What to do:
Write out all lines holding the word "velocity".

--- START Working data ---

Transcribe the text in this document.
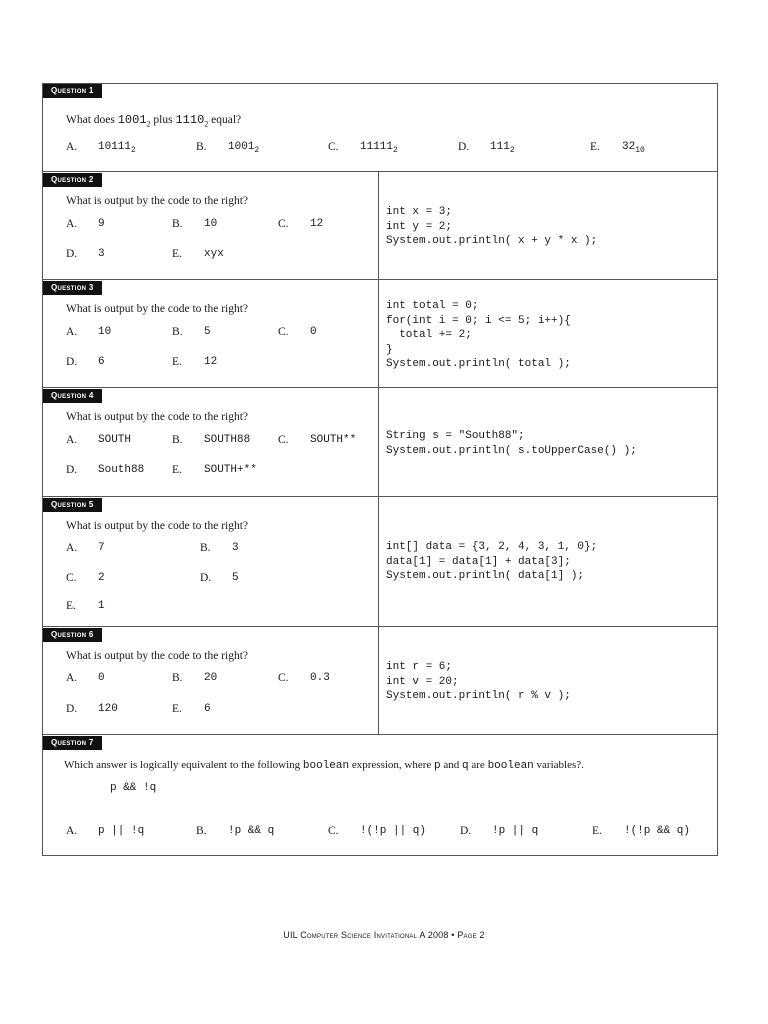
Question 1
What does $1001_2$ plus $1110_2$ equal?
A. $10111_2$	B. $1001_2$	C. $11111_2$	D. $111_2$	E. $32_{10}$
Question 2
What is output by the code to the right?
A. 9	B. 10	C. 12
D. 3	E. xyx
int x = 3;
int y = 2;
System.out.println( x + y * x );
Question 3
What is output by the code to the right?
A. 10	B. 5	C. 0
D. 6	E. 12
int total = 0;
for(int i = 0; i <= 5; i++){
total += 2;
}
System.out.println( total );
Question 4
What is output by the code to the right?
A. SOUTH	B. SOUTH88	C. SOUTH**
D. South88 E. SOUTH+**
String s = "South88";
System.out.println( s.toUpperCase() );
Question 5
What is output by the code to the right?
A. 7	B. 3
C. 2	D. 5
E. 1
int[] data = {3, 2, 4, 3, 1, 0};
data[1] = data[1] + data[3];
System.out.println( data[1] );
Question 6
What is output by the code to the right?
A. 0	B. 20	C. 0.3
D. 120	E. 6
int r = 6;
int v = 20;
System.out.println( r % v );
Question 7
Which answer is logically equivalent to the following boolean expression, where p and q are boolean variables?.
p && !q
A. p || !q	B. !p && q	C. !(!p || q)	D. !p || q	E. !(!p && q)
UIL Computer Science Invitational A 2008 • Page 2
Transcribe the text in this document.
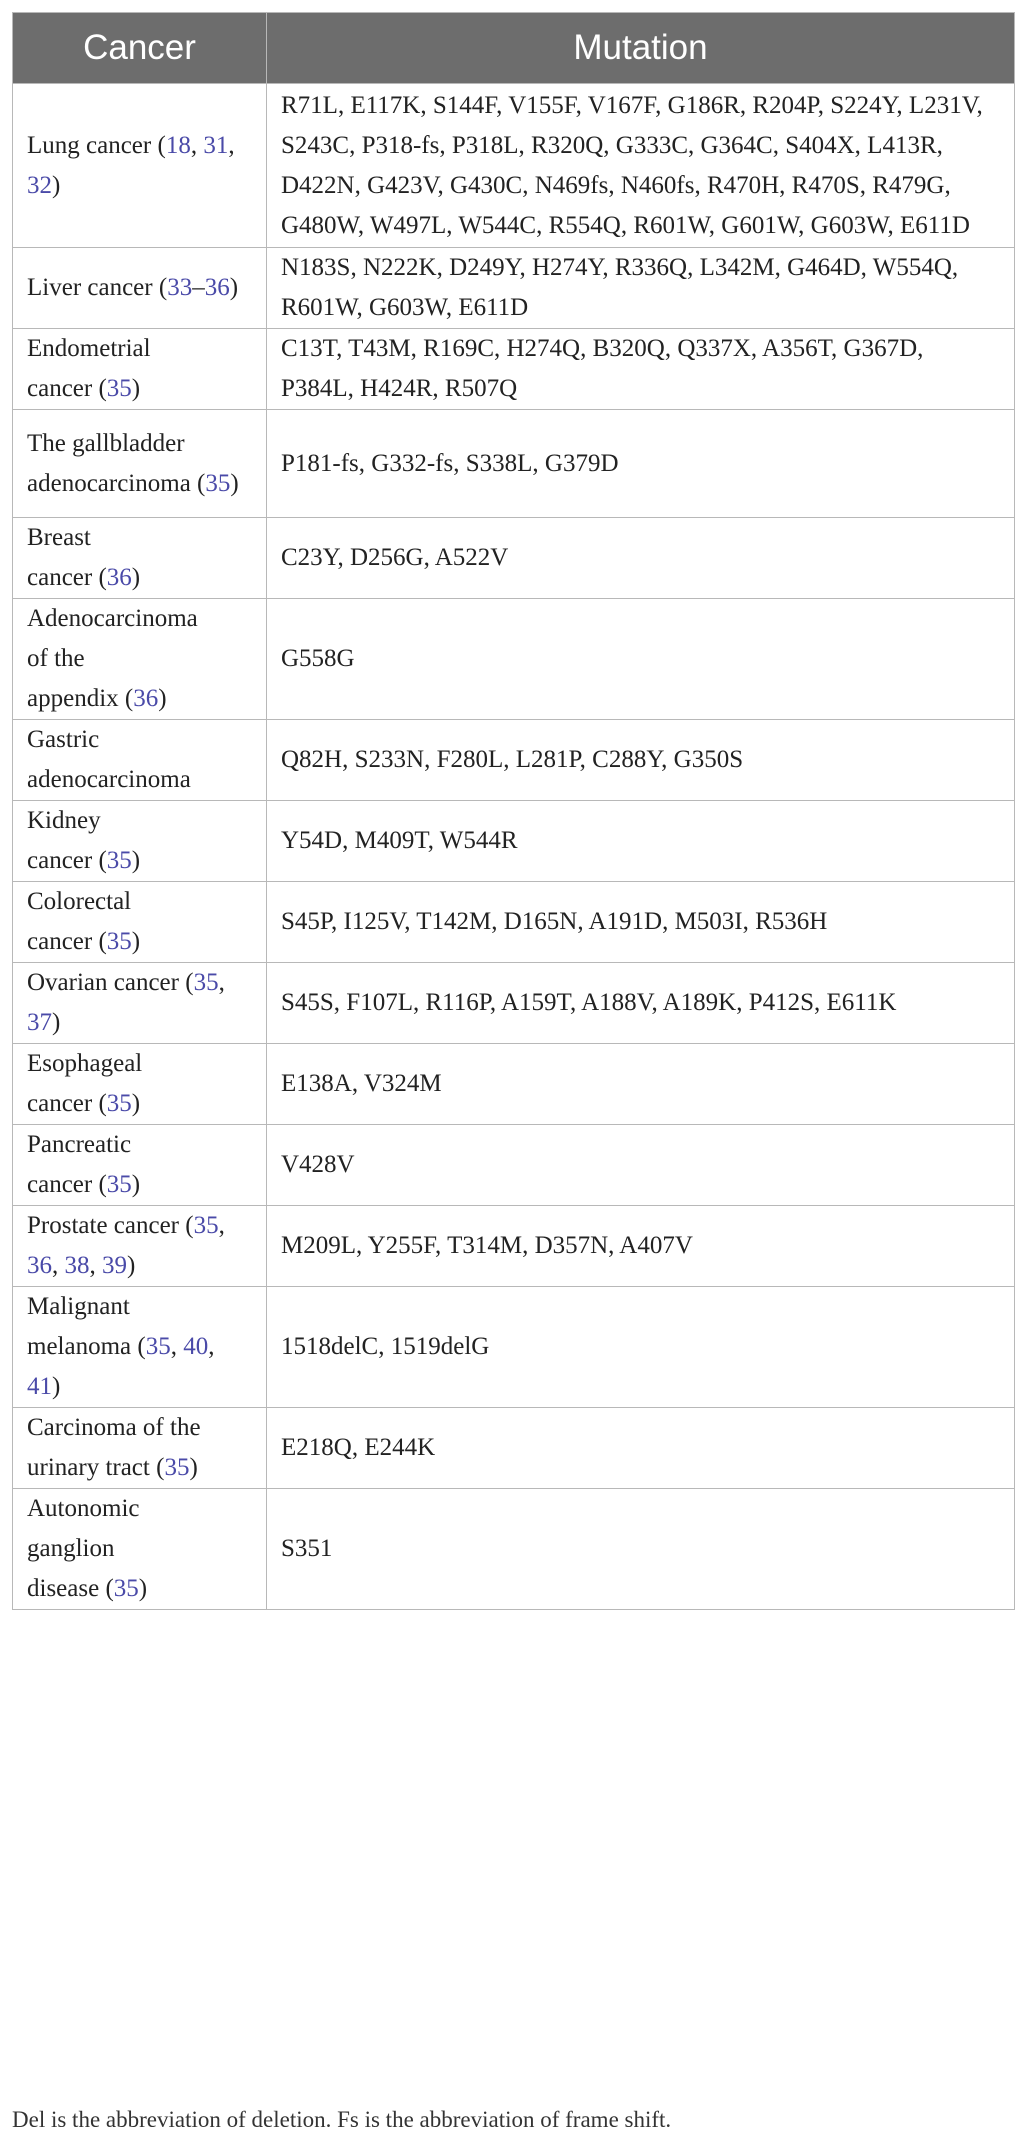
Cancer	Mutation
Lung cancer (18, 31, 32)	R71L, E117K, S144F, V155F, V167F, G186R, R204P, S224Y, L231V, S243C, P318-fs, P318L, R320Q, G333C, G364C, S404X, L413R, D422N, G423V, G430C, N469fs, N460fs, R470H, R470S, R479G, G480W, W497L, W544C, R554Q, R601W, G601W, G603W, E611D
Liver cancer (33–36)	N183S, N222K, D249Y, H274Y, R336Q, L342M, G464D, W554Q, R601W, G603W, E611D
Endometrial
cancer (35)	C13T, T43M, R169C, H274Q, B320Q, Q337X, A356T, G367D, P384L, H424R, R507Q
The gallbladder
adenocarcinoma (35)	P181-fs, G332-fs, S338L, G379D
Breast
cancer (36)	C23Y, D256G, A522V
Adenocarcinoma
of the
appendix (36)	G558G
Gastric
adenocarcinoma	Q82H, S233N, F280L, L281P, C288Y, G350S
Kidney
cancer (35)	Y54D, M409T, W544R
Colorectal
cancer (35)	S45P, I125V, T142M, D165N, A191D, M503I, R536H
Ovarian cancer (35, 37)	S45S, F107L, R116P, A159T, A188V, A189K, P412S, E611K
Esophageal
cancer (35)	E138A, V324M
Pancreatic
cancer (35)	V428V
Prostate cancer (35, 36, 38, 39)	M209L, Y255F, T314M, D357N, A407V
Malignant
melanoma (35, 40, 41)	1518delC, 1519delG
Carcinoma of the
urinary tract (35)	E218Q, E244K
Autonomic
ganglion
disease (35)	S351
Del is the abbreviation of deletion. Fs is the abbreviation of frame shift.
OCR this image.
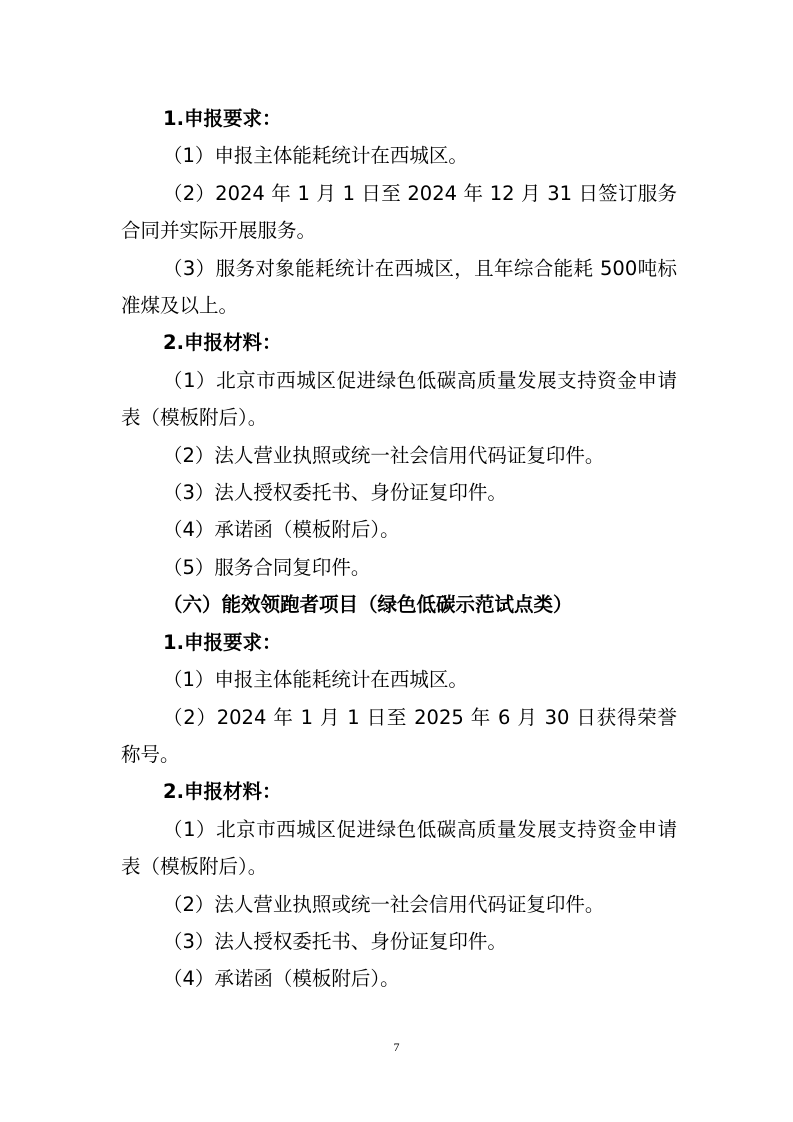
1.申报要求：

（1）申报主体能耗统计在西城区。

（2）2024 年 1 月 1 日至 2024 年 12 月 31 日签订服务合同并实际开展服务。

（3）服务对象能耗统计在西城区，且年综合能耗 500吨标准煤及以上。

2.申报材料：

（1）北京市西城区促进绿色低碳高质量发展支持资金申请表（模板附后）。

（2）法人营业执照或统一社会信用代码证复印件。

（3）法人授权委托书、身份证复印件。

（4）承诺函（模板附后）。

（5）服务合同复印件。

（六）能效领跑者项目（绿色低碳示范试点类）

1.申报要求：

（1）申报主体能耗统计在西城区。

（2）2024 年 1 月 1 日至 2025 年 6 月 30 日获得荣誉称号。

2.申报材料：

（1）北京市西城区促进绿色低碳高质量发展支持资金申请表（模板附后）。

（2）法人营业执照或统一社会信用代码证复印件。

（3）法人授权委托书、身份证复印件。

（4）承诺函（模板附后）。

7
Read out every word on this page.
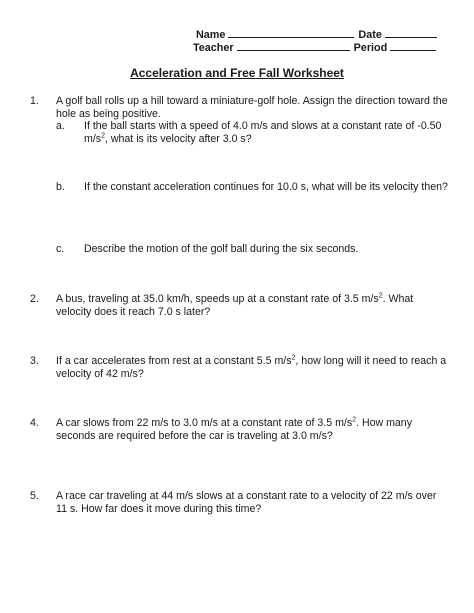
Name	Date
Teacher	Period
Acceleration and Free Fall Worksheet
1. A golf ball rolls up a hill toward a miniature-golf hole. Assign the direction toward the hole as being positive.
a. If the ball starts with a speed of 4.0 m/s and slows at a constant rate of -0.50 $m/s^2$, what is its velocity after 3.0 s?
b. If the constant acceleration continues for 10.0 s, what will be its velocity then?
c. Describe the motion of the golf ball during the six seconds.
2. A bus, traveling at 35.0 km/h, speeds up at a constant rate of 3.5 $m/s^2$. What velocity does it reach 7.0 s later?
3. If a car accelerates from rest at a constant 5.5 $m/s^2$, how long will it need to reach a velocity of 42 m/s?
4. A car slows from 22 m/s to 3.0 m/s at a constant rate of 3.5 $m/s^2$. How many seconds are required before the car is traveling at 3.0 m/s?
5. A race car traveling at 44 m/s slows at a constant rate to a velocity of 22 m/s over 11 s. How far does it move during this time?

--- END Working data ---

Task output:
a. If the ball starts with a speed of 4.0 m/s and slows at a constant rate of -0.50 $m/s^2$, what is its velocity after 3.0 s?
b. If the constant acceleration continues for 10.0 s, what will be its velocity then?
2. A bus, traveling at 35.0 km/h, speeds up at a constant rate of 3.5 $m/s^2$. What velocity does it reach 7.0 s later?
3. If a car accelerates from rest at a constant 5.5 $m/s^2$, how long will it need to reach a velocity of 42 m/s?
5. A race car traveling at 44 m/s slows at a constant rate to a velocity of 22 m/s over 11 s. How far does it move during this time?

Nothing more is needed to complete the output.